Exercise description: Without the pictures, can you quote each line below exactly?

Exercise data:

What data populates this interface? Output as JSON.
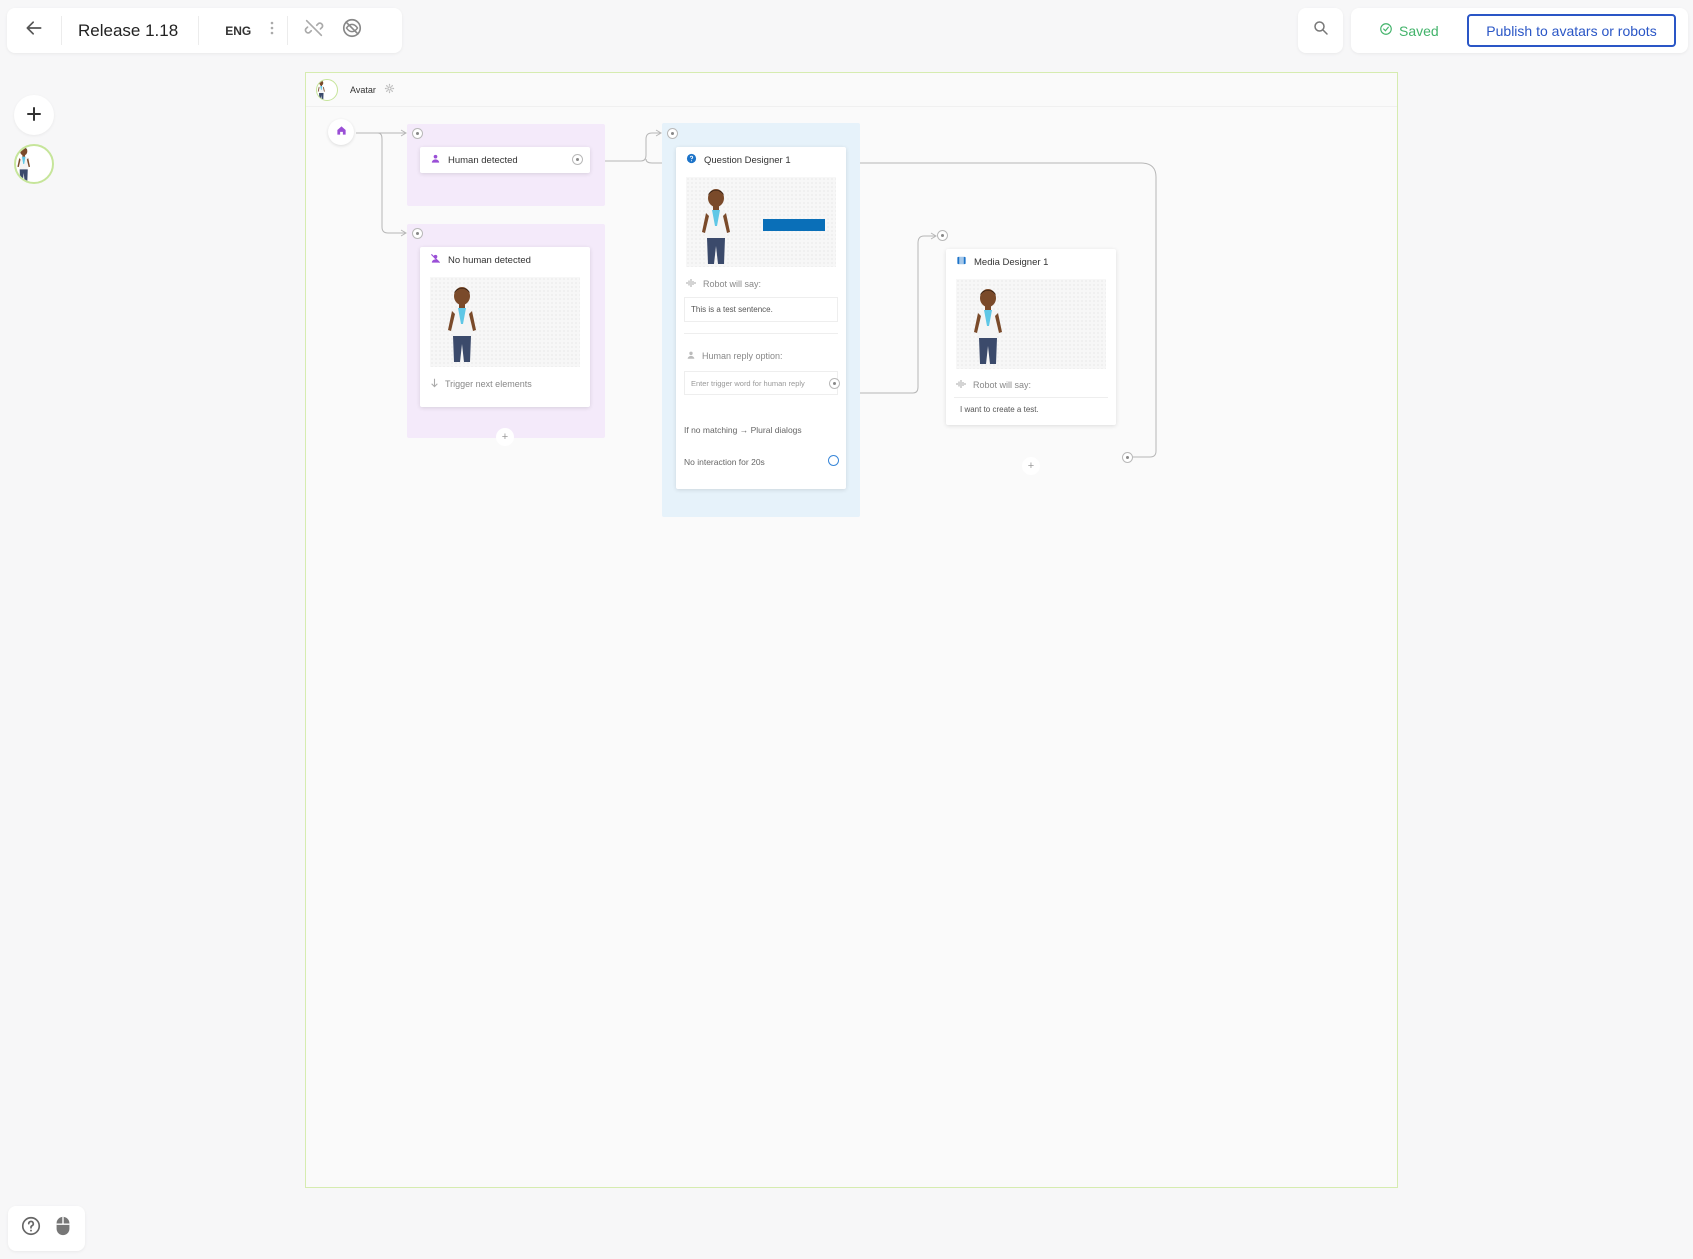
{
  "toolbar": {
    "title": "Release 1.18",
    "language": "ENG",
    "saved_label": "Saved",
    "publish_label": "Publish to avatars or robots"
  },
  "canvas": {
    "avatar_label": "Avatar",
    "human_detected": {
      "title": "Human detected"
    },
    "no_human_detected": {
      "title": "No human detected",
      "trigger_label": "Trigger next elements"
    },
    "question_designer": {
      "title": "Question Designer 1",
      "robot_will_say_label": "Robot will say:",
      "robot_text": "This is a test sentence.",
      "human_reply_label": "Human reply option:",
      "reply_placeholder": "Enter trigger word for human reply",
      "no_matching_label": "If no matching → Plural dialogs",
      "no_interaction_label": "No interaction for 20s"
    },
    "media_designer": {
      "title": "Media Designer 1",
      "robot_will_say_label": "Robot will say:",
      "robot_text": "I want to create a test."
    }
  },
  "colors": {
    "accent_blue": "#2a56c6",
    "saved_green": "#42b36a",
    "purple_group": "#f4eafa",
    "blue_group": "#e6f2fa",
    "frame_border": "#d6ecb0",
    "preview_bar": "#0a6fb8"
  },
  "icons": {
    "back": "arrow-left-icon",
    "kebab": "more-vertical-icon",
    "link_off": "link-off-icon",
    "eye_off": "eye-off-icon",
    "search": "search-icon",
    "saved": "check-circle-icon",
    "add": "plus-icon",
    "help": "help-circle-icon",
    "mouse": "mouse-icon",
    "home": "home-icon",
    "person": "person-icon",
    "no_person": "person-off-icon",
    "question": "question-circle-icon",
    "media": "media-icon",
    "sound": "sound-wave-icon",
    "settings": "gear-icon"
  }
}
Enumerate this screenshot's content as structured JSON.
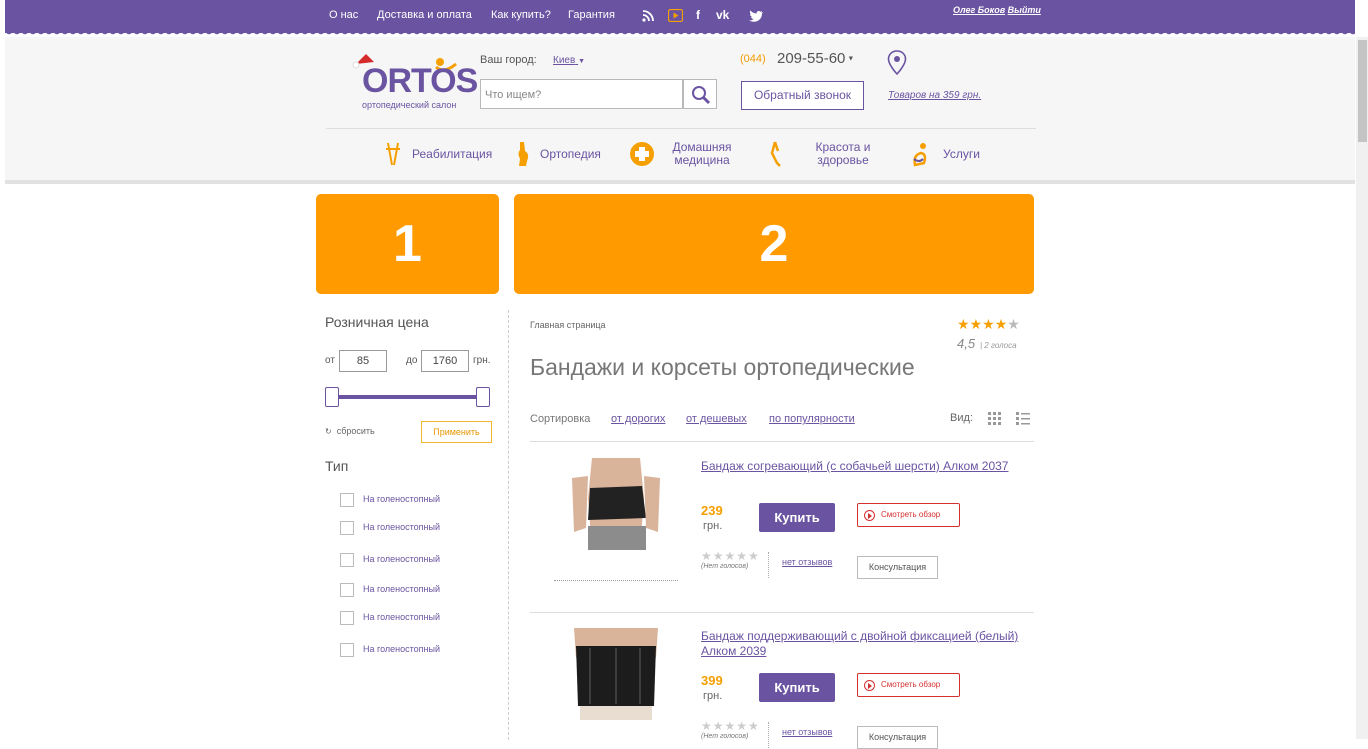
{
  "topbar": {
    "links": [
      "О нас",
      "Доставка и оплата",
      "Как купить?",
      "Гарантия"
    ],
    "user_name": "Олег Боков",
    "logout": "Выйти"
  },
  "header": {
    "logo_text": "ORTOS",
    "logo_sub": "ортопедический салон",
    "city_label": "Ваш город:",
    "city_value": "Киев",
    "search_placeholder": "Что ищем?",
    "phone_code": "(044)",
    "phone_number": "209-55-60",
    "callback_label": "Обратный звонок",
    "cart_text": "Товаров на 359 грн."
  },
  "nav": [
    {
      "label": "Реабилитация",
      "icon": "crutches-icon"
    },
    {
      "label": "Ортопедия",
      "icon": "knee-icon"
    },
    {
      "label": "Домашняя медицина",
      "icon": "medical-cross-icon"
    },
    {
      "label": "Красота и здоровье",
      "icon": "leg-icon"
    },
    {
      "label": "Услуги",
      "icon": "person-icon"
    }
  ],
  "banners": [
    "1",
    "2"
  ],
  "filter": {
    "price_title": "Розничная цена",
    "from_label": "от",
    "from_value": "85",
    "to_label": "до",
    "to_value": "1760",
    "currency": "грн.",
    "reset_label": "сбросить",
    "apply_label": "Применить",
    "type_title": "Тип",
    "type_options": [
      "На голеностопный",
      "На голеностопный",
      "На голеностопный",
      "На голеностопный",
      "На голеностопный",
      "На голеностопный"
    ]
  },
  "content": {
    "breadcrumb": "Главная страница",
    "rating_value": "4,5",
    "rating_votes": "| 2 голоса",
    "rating_stars": 4,
    "title": "Бандажи и корсеты ортопедические",
    "sort_label": "Сортировка",
    "sort_options": [
      "от дорогих",
      "от дешевых",
      "по популярности"
    ],
    "view_label": "Вид:"
  },
  "products": [
    {
      "name": "Бандаж согревающий (с собачьей шерсти) Алком 2037",
      "price": "239",
      "currency": "грн.",
      "buy_label": "Купить",
      "review_label": "Смотреть обзор",
      "no_votes": "(Нет голосов)",
      "no_reviews": "нет отзывов",
      "consult_label": "Консультация"
    },
    {
      "name": "Бандаж поддерживающий с двойной фиксацией (белый) Алком 2039",
      "price": "399",
      "currency": "грн.",
      "buy_label": "Купить",
      "review_label": "Смотреть обзор",
      "no_votes": "(Нет голосов)",
      "no_reviews": "нет отзывов",
      "consult_label": "Консультация"
    }
  ],
  "colors": {
    "brand": "#6a54a1",
    "accent": "#ff9a00",
    "alert": "#d53030"
  }
}
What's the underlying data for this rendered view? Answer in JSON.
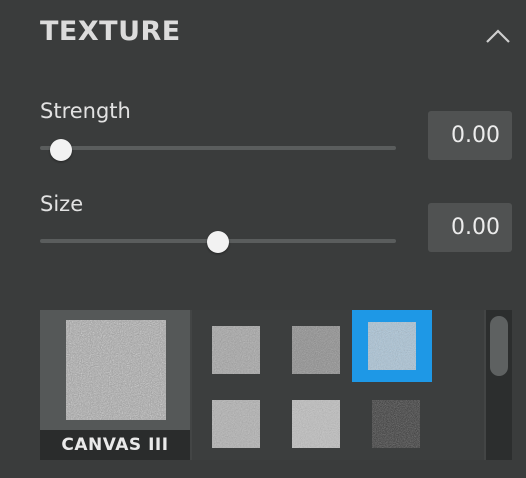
{
  "section": {
    "title": "TEXTURE"
  },
  "controls": {
    "strength": {
      "label": "Strength",
      "value": "0.00",
      "level": 0.0
    },
    "size": {
      "label": "Size",
      "value": "0.00",
      "level": 0.5
    }
  },
  "texture_browser": {
    "preview_name": "CANVAS III",
    "swatches": [
      "canvas-swatch-1",
      "canvas-swatch-2",
      "canvas-swatch-3-selected",
      "canvas-swatch-4",
      "canvas-swatch-5",
      "canvas-swatch-6"
    ],
    "selected_color": "#1e98e6"
  }
}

Answer for the task:
What data populates this interface? Output as JSON.
{
  "toolbar": {
    "title": "Release 1.18",
    "language": "ENG",
    "saved_label": "Saved",
    "publish_label": "Publish to avatars or robots"
  },
  "canvas": {
    "avatar_label": "Avatar",
    "human_detected": {
      "title": "Human detected"
    },
    "no_human_detected": {
      "title": "No human detected",
      "trigger_label": "Trigger next elements"
    },
    "question_designer": {
      "title": "Question Designer 1",
      "robot_will_say_label": "Robot will say:",
      "robot_text": "This is a test sentence.",
      "human_reply_label": "Human reply option:",
      "reply_placeholder": "Enter trigger word for human reply",
      "no_matching_label": "If no matching → Plural dialogs",
      "no_interaction_label": "No interaction for 20s"
    },
    "media_designer": {
      "title": "Media Designer 1",
      "robot_will_say_label": "Robot will say:",
      "robot_text": "I want to create a test."
    }
  },
  "colors": {
    "accent_blue": "#2a56c6",
    "saved_green": "#42b36a",
    "purple_group": "#f4eafa",
    "blue_group": "#e6f2fa",
    "frame_border": "#d6ecb0",
    "preview_bar": "#0a6fb8"
  },
  "icons": {
    "back": "arrow-left-icon",
    "kebab": "more-vertical-icon",
    "link_off": "link-off-icon",
    "eye_off": "eye-off-icon",
    "search": "search-icon",
    "saved": "check-circle-icon",
    "add": "plus-icon",
    "help": "help-circle-icon",
    "mouse": "mouse-icon",
    "home": "home-icon",
    "person": "person-icon",
    "no_person": "person-off-icon",
    "question": "question-circle-icon",
    "media": "media-icon",
    "sound": "sound-wave-icon",
    "settings": "gear-icon"
  }
}
Enumerate this screenshot's content as structured JSON.
{
  "topbar": {
    "links": [
      "О нас",
      "Доставка и оплата",
      "Как купить?",
      "Гарантия"
    ],
    "user_name": "Олег Боков",
    "logout": "Выйти"
  },
  "header": {
    "logo_text": "ORTOS",
    "logo_sub": "ортопедический салон",
    "city_label": "Ваш город:",
    "city_value": "Киев",
    "search_placeholder": "Что ищем?",
    "phone_code": "(044)",
    "phone_number": "209-55-60",
    "callback_label": "Обратный звонок",
    "cart_text": "Товаров на 359 грн."
  },
  "nav": [
    {
      "label": "Реабилитация",
      "icon": "crutches-icon"
    },
    {
      "label": "Ортопедия",
      "icon": "knee-icon"
    },
    {
      "label": "Домашняя медицина",
      "icon": "medical-cross-icon"
    },
    {
      "label": "Красота и здоровье",
      "icon": "leg-icon"
    },
    {
      "label": "Услуги",
      "icon": "person-icon"
    }
  ],
  "banners": [
    "1",
    "2"
  ],
  "filter": {
    "price_title": "Розничная цена",
    "from_label": "от",
    "from_value": "85",
    "to_label": "до",
    "to_value": "1760",
    "currency": "грн.",
    "reset_label": "сбросить",
    "apply_label": "Применить",
    "type_title": "Тип",
    "type_options": [
      "На голеностопный",
      "На голеностопный",
      "На голеностопный",
      "На голеностопный",
      "На голеностопный",
      "На голеностопный"
    ]
  },
  "content": {
    "breadcrumb": "Главная страница",
    "rating_value": "4,5",
    "rating_votes": "| 2 голоса",
    "rating_stars": 4,
    "title": "Бандажи и корсеты ортопедические",
    "sort_label": "Сортировка",
    "sort_options": [
      "от дорогих",
      "от дешевых",
      "по популярности"
    ],
    "view_label": "Вид:"
  },
  "products": [
    {
      "name": "Бандаж согревающий (с собачьей шерсти) Алком 2037",
      "price": "239",
      "currency": "грн.",
      "buy_label": "Купить",
      "review_label": "Смотреть обзор",
      "no_votes": "(Нет голосов)",
      "no_reviews": "нет отзывов",
      "consult_label": "Консультация"
    },
    {
      "name": "Бандаж поддерживающий с двойной фиксацией (белый) Алком 2039",
      "price": "399",
      "currency": "грн.",
      "buy_label": "Купить",
      "review_label": "Смотреть обзор",
      "no_votes": "(Нет голосов)",
      "no_reviews": "нет отзывов",
      "consult_label": "Консультация"
    }
  ],
  "colors": {
    "brand": "#6a54a1",
    "accent": "#ff9a00",
    "alert": "#d53030"
  }
}
What's the underlying data for this rendered view? Answer in JSON.
{
  "section": {
    "title": "TEXTURE"
  },
  "controls": {
    "strength": {
      "label": "Strength",
      "value": "0.00",
      "level": 0.0
    },
    "size": {
      "label": "Size",
      "value": "0.00",
      "level": 0.5
    }
  },
  "texture_browser": {
    "preview_name": "CANVAS III",
    "swatches": [
      "canvas-swatch-1",
      "canvas-swatch-2",
      "canvas-swatch-3-selected",
      "canvas-swatch-4",
      "canvas-swatch-5",
      "canvas-swatch-6"
    ],
    "selected_color": "#1e98e6"
  }
}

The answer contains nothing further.